[WHAT IS ASKED]:
Report only the number of lines in this material that include the string "деятельность".

-- BEGIN TASK INPUTS --

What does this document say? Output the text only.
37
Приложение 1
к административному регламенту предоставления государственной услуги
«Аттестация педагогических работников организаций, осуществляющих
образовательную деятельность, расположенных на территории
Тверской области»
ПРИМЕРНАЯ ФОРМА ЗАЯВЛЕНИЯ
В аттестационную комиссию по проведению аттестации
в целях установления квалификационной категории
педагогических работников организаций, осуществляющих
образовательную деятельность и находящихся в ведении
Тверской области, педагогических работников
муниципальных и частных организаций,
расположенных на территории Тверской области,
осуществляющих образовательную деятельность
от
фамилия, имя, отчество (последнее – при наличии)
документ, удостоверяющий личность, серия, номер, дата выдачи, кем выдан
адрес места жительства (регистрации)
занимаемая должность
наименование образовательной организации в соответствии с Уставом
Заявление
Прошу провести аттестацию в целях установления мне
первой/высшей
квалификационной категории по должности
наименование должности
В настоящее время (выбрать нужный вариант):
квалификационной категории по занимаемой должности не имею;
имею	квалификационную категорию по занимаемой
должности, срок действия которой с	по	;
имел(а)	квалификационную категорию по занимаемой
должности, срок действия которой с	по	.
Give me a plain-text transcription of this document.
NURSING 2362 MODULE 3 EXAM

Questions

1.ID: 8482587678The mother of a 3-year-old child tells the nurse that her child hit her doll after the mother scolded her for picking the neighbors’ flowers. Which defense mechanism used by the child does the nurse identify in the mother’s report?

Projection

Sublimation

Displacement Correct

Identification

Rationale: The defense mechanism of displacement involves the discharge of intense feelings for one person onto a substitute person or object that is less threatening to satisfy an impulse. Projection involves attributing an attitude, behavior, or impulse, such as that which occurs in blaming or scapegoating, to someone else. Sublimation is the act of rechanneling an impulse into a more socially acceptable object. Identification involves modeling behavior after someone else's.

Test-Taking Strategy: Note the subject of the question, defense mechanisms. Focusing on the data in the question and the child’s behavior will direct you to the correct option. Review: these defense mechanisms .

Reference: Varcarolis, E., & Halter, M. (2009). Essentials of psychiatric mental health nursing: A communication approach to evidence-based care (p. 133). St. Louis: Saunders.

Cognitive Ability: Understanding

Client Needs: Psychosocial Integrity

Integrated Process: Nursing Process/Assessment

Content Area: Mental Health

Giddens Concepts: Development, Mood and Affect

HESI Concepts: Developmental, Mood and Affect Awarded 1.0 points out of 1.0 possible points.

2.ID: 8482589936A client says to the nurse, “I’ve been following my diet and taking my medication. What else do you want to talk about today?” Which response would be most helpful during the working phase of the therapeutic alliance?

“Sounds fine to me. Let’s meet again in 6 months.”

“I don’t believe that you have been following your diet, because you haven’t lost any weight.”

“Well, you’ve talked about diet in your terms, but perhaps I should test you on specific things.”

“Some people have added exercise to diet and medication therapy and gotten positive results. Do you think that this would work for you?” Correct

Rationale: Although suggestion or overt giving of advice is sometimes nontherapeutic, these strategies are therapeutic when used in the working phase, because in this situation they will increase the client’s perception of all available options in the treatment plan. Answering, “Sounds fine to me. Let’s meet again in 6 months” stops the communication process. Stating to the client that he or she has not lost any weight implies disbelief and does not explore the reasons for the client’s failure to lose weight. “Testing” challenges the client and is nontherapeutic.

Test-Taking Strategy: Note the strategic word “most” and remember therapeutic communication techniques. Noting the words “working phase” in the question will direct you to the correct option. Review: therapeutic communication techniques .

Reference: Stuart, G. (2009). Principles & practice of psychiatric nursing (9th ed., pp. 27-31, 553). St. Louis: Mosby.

-- END TASK INPUTS --

[WRITTEN ANSWER]:
3